Dataset records on visual material:
____________
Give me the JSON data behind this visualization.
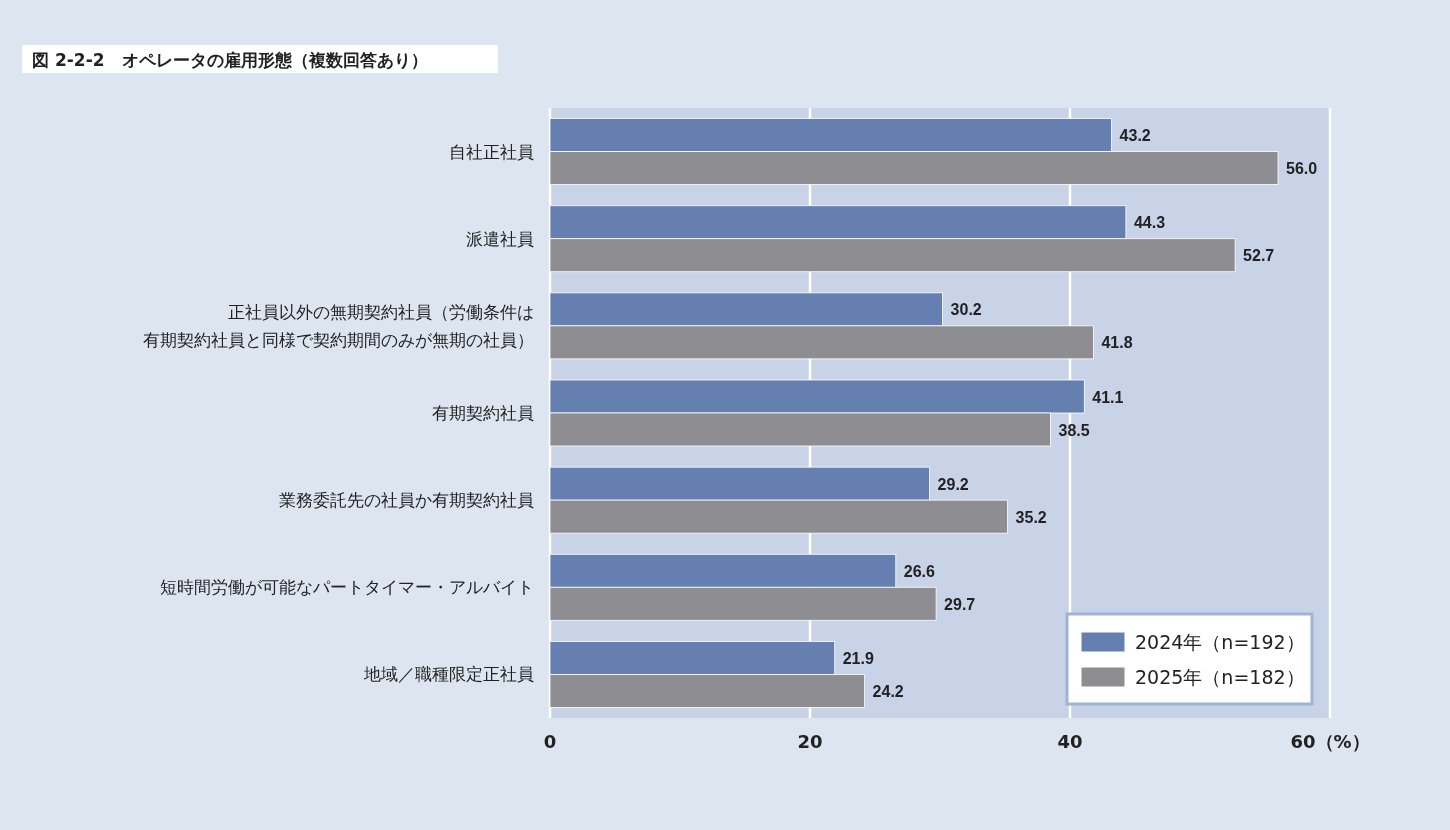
{
  "chart_data": {
    "type": "bar",
    "orientation": "horizontal",
    "title": "図 2-2-2　オペレータの雇用形態（複数回答あり）",
    "categories": [
      "自社正社員",
      "派遣社員",
      "正社員以外の無期契約社員（労働条件は有期契約社員と同様で契約期間のみが無期の社員）",
      "有期契約社員",
      "業務委託先の社員か有期契約社員",
      "短時間労働が可能なパートタイマー・アルバイト",
      "地域／職種限定正社員"
    ],
    "series": [
      {
        "name": "2024年（n=192）",
        "color": "#6580b0",
        "values": [
          43.2,
          44.3,
          30.2,
          41.1,
          29.2,
          26.6,
          21.9
        ],
        "value_labels": [
          "43.2",
          "44.3",
          "30.2",
          "41.1",
          "29.2",
          "26.6",
          "21.9"
        ]
      },
      {
        "name": "2025年（n=182）",
        "color": "#8e8e92",
        "values": [
          56.0,
          52.7,
          41.8,
          38.5,
          35.2,
          29.7,
          24.2
        ],
        "value_labels": [
          "56.0",
          "52.7",
          "41.8",
          "38.5",
          "35.2",
          "29.7",
          "24.2"
        ]
      }
    ],
    "xlim": [
      0,
      60
    ],
    "xticks": [
      0,
      20,
      40,
      {
        "value": 60,
        "label": "60（%）"
      }
    ],
    "grid": "x",
    "legend": "bottom right"
  }
}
____________
> [Task directions] Repeat each entry exactly. Pictures do not belong in the copy.

> [Right answer]
Give me the JSON data behind this visualization.
{
  "chart_data": {
    "type": "bar",
    "orientation": "horizontal",
    "title": "図 2-2-2　オペレータの雇用形態（複数回答あり）",
    "categories": [
      "自社正社員",
      "派遣社員",
      "正社員以外の無期契約社員（労働条件は有期契約社員と同様で契約期間のみが無期の社員）",
      "有期契約社員",
      "業務委託先の社員か有期契約社員",
      "短時間労働が可能なパートタイマー・アルバイト",
      "地域／職種限定正社員"
    ],
    "series": [
      {
        "name": "2024年（n=192）",
        "color": "#6580b0",
        "values": [
          43.2,
          44.3,
          30.2,
          41.1,
          29.2,
          26.6,
          21.9
        ],
        "value_labels": [
          "43.2",
          "44.3",
          "30.2",
          "41.1",
          "29.2",
          "26.6",
          "21.9"
        ]
      },
      {
        "name": "2025年（n=182）",
        "color": "#8e8e92",
        "values": [
          56.0,
          52.7,
          41.8,
          38.5,
          35.2,
          29.7,
          24.2
        ],
        "value_labels": [
          "56.0",
          "52.7",
          "41.8",
          "38.5",
          "35.2",
          "29.7",
          "24.2"
        ]
      }
    ],
    "xlim": [
      0,
      60
    ],
    "xticks": [
      0,
      20,
      40,
      {
        "value": 60,
        "label": "60（%）"
      }
    ],
    "grid": "x",
    "legend": "bottom right"
  }
}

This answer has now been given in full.